* STATED PROBLEM *
Count lines holding the string "plupart" in the data that follows. Reply with one number only.

* start *

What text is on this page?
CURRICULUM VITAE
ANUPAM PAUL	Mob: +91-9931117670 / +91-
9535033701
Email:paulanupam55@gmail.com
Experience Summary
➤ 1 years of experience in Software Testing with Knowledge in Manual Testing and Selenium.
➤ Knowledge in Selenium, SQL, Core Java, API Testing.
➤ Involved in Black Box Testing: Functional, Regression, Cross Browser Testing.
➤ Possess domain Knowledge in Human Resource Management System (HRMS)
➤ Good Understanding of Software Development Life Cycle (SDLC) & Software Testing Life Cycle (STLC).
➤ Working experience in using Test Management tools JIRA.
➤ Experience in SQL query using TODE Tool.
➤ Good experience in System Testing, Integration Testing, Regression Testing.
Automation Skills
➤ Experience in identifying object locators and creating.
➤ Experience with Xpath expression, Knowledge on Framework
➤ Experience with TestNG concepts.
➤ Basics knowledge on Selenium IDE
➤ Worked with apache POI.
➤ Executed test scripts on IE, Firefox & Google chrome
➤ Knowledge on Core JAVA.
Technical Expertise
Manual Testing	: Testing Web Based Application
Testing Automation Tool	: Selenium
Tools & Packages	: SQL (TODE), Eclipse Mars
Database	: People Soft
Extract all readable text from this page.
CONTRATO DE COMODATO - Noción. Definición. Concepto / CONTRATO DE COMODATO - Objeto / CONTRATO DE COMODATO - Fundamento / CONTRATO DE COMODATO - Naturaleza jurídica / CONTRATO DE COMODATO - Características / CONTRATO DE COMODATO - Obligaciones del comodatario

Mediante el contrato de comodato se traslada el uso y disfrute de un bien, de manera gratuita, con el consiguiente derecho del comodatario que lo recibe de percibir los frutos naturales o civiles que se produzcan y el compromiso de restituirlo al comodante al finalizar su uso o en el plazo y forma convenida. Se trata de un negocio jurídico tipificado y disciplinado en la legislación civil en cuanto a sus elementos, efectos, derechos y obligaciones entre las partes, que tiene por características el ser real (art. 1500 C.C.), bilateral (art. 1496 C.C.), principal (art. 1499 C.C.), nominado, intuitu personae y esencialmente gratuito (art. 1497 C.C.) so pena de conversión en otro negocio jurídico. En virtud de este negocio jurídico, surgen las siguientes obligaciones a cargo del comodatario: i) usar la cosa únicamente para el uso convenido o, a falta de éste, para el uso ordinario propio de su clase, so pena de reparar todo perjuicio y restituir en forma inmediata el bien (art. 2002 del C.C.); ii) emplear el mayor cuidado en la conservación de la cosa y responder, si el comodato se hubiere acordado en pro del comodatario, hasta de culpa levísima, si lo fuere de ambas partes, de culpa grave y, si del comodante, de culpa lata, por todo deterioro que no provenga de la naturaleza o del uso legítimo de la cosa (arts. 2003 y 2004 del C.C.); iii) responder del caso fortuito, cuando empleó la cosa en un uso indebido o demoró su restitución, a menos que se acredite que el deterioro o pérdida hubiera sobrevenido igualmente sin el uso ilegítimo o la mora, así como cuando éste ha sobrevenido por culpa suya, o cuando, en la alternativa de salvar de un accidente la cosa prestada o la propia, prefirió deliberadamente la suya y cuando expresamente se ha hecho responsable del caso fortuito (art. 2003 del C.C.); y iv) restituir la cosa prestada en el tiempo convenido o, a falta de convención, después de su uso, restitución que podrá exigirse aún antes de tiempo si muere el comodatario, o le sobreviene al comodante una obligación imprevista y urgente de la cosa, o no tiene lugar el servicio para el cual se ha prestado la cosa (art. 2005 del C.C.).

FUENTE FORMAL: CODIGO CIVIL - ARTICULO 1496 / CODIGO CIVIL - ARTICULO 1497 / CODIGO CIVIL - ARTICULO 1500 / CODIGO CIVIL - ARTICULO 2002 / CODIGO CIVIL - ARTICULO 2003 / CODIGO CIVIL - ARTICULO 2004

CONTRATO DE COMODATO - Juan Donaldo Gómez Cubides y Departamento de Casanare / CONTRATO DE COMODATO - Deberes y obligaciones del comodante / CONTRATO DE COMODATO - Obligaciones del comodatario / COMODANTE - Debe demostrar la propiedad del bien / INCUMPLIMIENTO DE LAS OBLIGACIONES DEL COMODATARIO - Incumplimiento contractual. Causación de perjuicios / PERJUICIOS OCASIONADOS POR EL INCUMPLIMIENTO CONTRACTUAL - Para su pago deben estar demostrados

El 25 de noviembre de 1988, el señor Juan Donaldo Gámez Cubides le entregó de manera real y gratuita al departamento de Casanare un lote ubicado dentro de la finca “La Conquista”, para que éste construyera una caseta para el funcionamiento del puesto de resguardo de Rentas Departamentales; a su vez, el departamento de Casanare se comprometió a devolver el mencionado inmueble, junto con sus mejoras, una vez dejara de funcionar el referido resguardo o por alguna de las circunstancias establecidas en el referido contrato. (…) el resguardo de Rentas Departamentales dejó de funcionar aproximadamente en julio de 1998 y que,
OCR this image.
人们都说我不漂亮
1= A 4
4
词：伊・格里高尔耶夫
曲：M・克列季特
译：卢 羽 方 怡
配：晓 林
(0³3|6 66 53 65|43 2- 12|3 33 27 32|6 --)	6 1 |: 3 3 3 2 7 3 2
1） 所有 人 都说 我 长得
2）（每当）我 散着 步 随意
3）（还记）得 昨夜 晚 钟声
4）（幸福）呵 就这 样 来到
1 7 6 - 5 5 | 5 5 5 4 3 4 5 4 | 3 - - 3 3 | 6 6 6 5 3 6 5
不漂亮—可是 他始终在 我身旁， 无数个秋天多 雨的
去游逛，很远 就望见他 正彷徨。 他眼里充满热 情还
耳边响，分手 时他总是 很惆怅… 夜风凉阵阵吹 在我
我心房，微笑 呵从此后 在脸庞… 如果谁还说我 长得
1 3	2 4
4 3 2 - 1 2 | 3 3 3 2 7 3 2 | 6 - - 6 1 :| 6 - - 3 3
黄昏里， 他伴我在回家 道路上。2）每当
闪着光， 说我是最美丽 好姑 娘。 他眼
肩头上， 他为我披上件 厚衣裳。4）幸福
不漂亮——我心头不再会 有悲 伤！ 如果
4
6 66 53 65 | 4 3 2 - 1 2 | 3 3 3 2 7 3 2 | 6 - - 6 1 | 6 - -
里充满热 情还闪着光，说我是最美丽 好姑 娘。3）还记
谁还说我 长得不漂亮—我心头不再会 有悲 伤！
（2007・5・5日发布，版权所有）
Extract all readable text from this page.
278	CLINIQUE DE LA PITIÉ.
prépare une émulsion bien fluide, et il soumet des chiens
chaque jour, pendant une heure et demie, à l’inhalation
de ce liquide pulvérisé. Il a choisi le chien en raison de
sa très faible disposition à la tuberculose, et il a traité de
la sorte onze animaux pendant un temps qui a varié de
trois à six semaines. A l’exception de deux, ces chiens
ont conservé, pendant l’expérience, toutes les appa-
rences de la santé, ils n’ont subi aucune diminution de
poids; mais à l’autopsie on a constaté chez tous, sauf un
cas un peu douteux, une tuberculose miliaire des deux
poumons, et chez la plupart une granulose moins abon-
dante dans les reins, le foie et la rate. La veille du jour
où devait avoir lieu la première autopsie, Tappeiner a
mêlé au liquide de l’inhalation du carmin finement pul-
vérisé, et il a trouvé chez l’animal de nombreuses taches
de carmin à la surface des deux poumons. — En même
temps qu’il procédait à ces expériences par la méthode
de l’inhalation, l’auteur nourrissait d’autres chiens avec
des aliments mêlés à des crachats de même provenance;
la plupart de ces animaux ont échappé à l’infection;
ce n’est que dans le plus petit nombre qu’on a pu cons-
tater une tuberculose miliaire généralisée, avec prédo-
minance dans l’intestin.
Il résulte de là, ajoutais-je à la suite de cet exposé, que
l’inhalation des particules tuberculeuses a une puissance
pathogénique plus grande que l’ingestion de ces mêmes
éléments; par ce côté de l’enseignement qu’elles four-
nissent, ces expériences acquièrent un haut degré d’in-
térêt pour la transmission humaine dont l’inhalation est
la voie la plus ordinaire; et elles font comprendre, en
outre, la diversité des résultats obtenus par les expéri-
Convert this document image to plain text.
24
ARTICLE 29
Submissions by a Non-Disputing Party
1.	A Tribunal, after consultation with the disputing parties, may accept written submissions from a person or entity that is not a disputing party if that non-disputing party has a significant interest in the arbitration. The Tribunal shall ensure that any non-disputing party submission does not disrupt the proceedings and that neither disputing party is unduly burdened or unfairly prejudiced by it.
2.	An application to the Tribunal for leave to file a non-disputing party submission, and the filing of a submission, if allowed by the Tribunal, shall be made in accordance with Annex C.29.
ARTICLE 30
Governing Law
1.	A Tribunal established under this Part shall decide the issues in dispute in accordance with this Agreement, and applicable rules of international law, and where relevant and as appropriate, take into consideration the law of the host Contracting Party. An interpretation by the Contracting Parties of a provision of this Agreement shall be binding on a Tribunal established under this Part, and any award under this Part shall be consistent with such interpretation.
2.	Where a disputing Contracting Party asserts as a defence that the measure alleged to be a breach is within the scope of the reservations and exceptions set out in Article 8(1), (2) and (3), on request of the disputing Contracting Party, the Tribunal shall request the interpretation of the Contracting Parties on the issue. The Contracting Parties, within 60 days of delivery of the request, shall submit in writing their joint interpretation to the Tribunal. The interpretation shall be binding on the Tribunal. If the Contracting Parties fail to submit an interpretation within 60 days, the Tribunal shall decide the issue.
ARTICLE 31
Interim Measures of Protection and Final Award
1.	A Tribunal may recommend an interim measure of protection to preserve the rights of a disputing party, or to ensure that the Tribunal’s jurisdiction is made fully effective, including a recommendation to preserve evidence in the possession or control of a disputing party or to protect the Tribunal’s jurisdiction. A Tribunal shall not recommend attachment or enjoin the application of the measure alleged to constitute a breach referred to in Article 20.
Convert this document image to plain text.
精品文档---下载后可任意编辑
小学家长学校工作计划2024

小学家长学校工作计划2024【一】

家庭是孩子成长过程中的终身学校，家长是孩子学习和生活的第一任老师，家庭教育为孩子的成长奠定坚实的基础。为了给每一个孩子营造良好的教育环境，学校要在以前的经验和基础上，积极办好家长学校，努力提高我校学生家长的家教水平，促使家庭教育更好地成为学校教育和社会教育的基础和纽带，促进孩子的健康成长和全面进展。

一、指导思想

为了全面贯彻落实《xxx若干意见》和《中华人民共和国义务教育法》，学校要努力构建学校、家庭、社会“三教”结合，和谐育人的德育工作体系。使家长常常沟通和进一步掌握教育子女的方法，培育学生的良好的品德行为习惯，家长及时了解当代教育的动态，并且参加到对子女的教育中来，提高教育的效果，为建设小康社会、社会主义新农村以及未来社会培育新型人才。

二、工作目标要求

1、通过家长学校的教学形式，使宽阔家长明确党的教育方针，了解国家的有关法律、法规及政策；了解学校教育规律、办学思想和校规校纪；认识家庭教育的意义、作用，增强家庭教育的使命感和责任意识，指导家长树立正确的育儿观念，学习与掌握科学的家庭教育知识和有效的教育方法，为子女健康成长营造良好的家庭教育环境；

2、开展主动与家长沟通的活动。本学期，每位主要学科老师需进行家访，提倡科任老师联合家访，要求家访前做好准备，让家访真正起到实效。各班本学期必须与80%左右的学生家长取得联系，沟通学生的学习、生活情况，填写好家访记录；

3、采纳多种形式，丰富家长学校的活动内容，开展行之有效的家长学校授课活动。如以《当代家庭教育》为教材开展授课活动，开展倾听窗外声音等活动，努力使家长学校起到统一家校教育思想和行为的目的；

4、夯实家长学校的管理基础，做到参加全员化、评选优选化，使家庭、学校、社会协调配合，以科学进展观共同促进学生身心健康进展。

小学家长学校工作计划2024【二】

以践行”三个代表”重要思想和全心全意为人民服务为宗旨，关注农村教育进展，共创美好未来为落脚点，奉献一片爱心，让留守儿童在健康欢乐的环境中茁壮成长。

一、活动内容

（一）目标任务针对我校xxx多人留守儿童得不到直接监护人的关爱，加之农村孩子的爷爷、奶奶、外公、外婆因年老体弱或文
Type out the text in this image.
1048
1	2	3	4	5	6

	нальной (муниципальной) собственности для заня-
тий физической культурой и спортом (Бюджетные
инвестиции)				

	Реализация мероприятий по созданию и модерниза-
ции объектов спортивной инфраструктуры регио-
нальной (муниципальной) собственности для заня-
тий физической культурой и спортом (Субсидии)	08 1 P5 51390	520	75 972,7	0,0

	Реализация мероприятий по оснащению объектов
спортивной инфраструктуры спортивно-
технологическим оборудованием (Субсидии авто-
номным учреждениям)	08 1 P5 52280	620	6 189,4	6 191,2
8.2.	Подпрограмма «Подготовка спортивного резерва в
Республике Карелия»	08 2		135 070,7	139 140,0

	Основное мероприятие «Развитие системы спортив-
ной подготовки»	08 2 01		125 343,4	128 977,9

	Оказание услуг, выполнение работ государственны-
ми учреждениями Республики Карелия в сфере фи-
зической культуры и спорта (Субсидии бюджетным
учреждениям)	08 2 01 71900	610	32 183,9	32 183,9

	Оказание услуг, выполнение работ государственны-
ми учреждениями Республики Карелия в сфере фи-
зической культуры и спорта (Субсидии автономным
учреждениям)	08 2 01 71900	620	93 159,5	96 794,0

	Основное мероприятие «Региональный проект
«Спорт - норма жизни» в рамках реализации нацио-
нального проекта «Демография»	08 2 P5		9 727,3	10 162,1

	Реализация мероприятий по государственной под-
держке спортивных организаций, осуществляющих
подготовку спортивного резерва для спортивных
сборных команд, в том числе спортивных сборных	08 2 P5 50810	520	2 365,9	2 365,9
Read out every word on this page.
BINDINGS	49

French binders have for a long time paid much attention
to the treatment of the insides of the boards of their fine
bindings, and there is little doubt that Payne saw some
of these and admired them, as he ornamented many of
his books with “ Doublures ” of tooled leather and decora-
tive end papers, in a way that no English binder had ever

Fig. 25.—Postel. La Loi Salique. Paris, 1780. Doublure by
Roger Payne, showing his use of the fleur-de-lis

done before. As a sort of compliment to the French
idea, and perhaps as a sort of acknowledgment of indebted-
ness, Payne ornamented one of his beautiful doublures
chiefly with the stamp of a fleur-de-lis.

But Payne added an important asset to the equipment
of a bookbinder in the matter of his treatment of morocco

* end *

* FULL RESPONSE *
2